Dataset content

§

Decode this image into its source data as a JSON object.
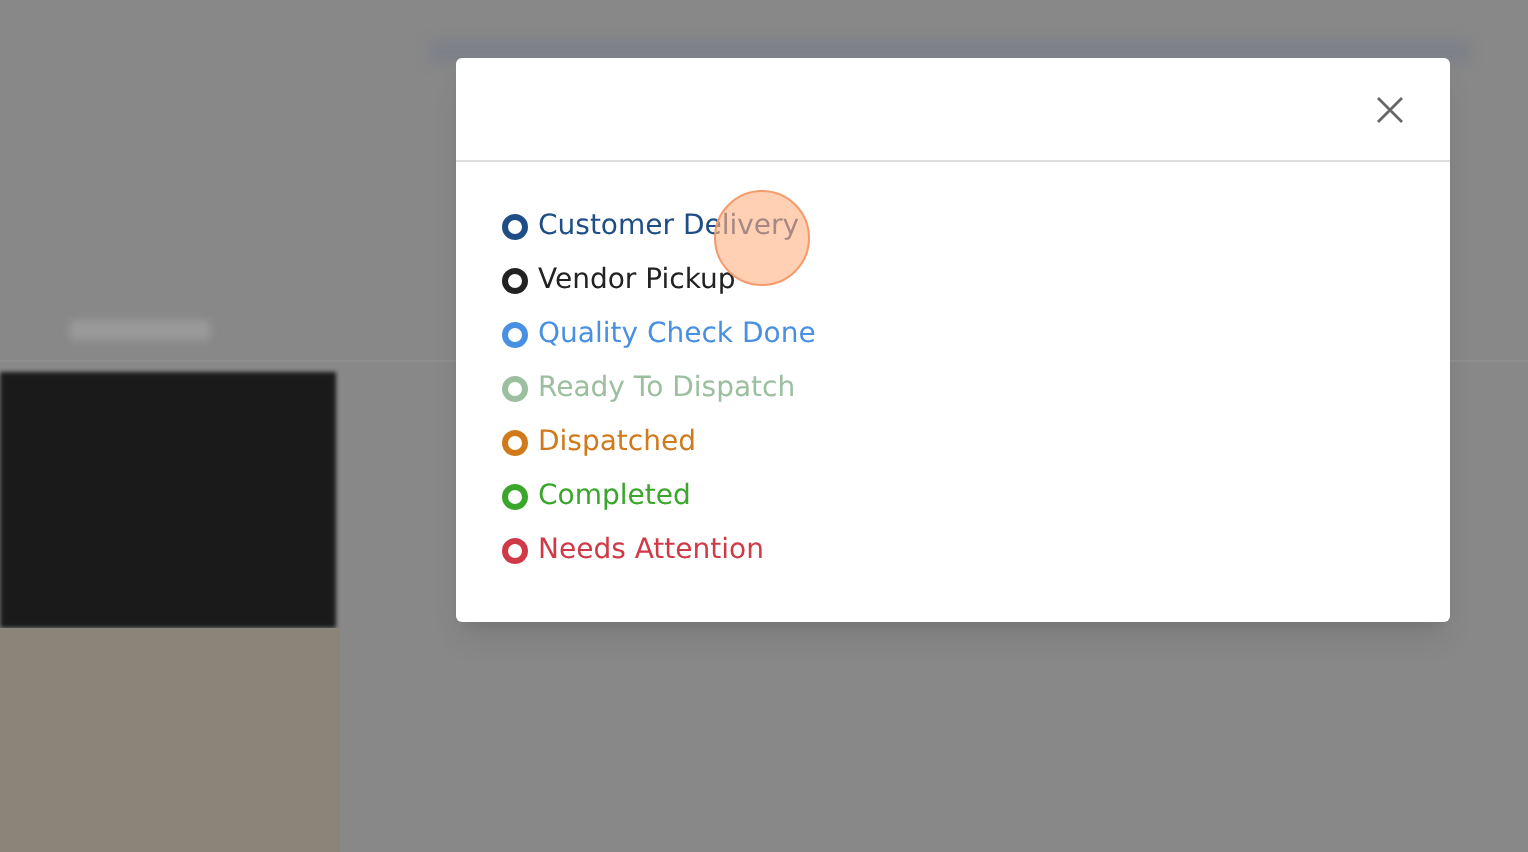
{
  "legend": {
    "items": [
      {
        "label": "Customer Delivery",
        "color": "#1f4e86"
      },
      {
        "label": "Vendor Pickup",
        "color": "#222222"
      },
      {
        "label": "Quality Check Done",
        "color": "#4a90e2"
      },
      {
        "label": "Ready To Dispatch",
        "color": "#9bbf9f"
      },
      {
        "label": "Dispatched",
        "color": "#d07a1c"
      },
      {
        "label": "Completed",
        "color": "#3aa62c"
      },
      {
        "label": "Needs Attention",
        "color": "#d03a47"
      }
    ]
  }
}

§

What you will do
Your copy should match the records word for word, with the pictures removed.

Response for this exercise
Decode this image into its source data as a JSON object.
{
  "legend": {
    "items": [
      {
        "label": "Customer Delivery",
        "color": "#1f4e86"
      },
      {
        "label": "Vendor Pickup",
        "color": "#222222"
      },
      {
        "label": "Quality Check Done",
        "color": "#4a90e2"
      },
      {
        "label": "Ready To Dispatch",
        "color": "#9bbf9f"
      },
      {
        "label": "Dispatched",
        "color": "#d07a1c"
      },
      {
        "label": "Completed",
        "color": "#3aa62c"
      },
      {
        "label": "Needs Attention",
        "color": "#d03a47"
      }
    ]
  }
}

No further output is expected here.